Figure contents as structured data

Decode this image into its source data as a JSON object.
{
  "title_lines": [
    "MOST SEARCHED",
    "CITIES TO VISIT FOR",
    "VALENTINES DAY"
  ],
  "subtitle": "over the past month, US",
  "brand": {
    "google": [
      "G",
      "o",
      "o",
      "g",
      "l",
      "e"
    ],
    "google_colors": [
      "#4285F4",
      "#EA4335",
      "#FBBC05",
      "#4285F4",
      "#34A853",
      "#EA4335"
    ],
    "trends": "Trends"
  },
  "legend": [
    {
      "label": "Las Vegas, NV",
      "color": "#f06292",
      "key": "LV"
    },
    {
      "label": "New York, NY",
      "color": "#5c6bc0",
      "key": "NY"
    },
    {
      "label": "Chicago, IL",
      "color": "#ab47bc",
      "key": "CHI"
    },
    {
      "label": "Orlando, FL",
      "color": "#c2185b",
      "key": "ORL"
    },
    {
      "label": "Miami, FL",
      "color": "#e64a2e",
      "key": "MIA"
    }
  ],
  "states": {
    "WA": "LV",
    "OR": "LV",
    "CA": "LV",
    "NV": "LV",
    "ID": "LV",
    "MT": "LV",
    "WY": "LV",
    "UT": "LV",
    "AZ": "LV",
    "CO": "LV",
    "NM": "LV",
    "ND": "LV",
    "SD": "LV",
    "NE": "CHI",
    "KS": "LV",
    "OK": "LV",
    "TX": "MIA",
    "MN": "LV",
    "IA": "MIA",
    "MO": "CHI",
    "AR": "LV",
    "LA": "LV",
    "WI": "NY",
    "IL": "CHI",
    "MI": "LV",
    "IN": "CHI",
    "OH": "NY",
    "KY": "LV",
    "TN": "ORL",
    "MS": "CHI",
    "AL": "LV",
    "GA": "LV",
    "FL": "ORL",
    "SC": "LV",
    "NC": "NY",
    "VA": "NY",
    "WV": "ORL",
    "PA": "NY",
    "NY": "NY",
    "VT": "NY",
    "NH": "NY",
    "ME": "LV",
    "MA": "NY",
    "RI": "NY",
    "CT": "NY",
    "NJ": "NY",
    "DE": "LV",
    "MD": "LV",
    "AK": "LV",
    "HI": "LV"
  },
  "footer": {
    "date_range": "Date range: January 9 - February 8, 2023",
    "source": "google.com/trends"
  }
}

» Your objective:
Recopy the entries above in their entirety, exactly.

» Final answer:
Decode this image into its source data as a JSON object.
{
  "title_lines": [
    "MOST SEARCHED",
    "CITIES TO VISIT FOR",
    "VALENTINES DAY"
  ],
  "subtitle": "over the past month, US",
  "brand": {
    "google": [
      "G",
      "o",
      "o",
      "g",
      "l",
      "e"
    ],
    "google_colors": [
      "#4285F4",
      "#EA4335",
      "#FBBC05",
      "#4285F4",
      "#34A853",
      "#EA4335"
    ],
    "trends": "Trends"
  },
  "legend": [
    {
      "label": "Las Vegas, NV",
      "color": "#f06292",
      "key": "LV"
    },
    {
      "label": "New York, NY",
      "color": "#5c6bc0",
      "key": "NY"
    },
    {
      "label": "Chicago, IL",
      "color": "#ab47bc",
      "key": "CHI"
    },
    {
      "label": "Orlando, FL",
      "color": "#c2185b",
      "key": "ORL"
    },
    {
      "label": "Miami, FL",
      "color": "#e64a2e",
      "key": "MIA"
    }
  ],
  "states": {
    "WA": "LV",
    "OR": "LV",
    "CA": "LV",
    "NV": "LV",
    "ID": "LV",
    "MT": "LV",
    "WY": "LV",
    "UT": "LV",
    "AZ": "LV",
    "CO": "LV",
    "NM": "LV",
    "ND": "LV",
    "SD": "LV",
    "NE": "CHI",
    "KS": "LV",
    "OK": "LV",
    "TX": "MIA",
    "MN": "LV",
    "IA": "MIA",
    "MO": "CHI",
    "AR": "LV",
    "LA": "LV",
    "WI": "NY",
    "IL": "CHI",
    "MI": "LV",
    "IN": "CHI",
    "OH": "NY",
    "KY": "LV",
    "TN": "ORL",
    "MS": "CHI",
    "AL": "LV",
    "GA": "LV",
    "FL": "ORL",
    "SC": "LV",
    "NC": "NY",
    "VA": "NY",
    "WV": "ORL",
    "PA": "NY",
    "NY": "NY",
    "VT": "NY",
    "NH": "NY",
    "ME": "LV",
    "MA": "NY",
    "RI": "NY",
    "CT": "NY",
    "NJ": "NY",
    "DE": "LV",
    "MD": "LV",
    "AK": "LV",
    "HI": "LV"
  },
  "footer": {
    "date_range": "Date range: January 9 - February 8, 2023",
    "source": "google.com/trends"
  }
}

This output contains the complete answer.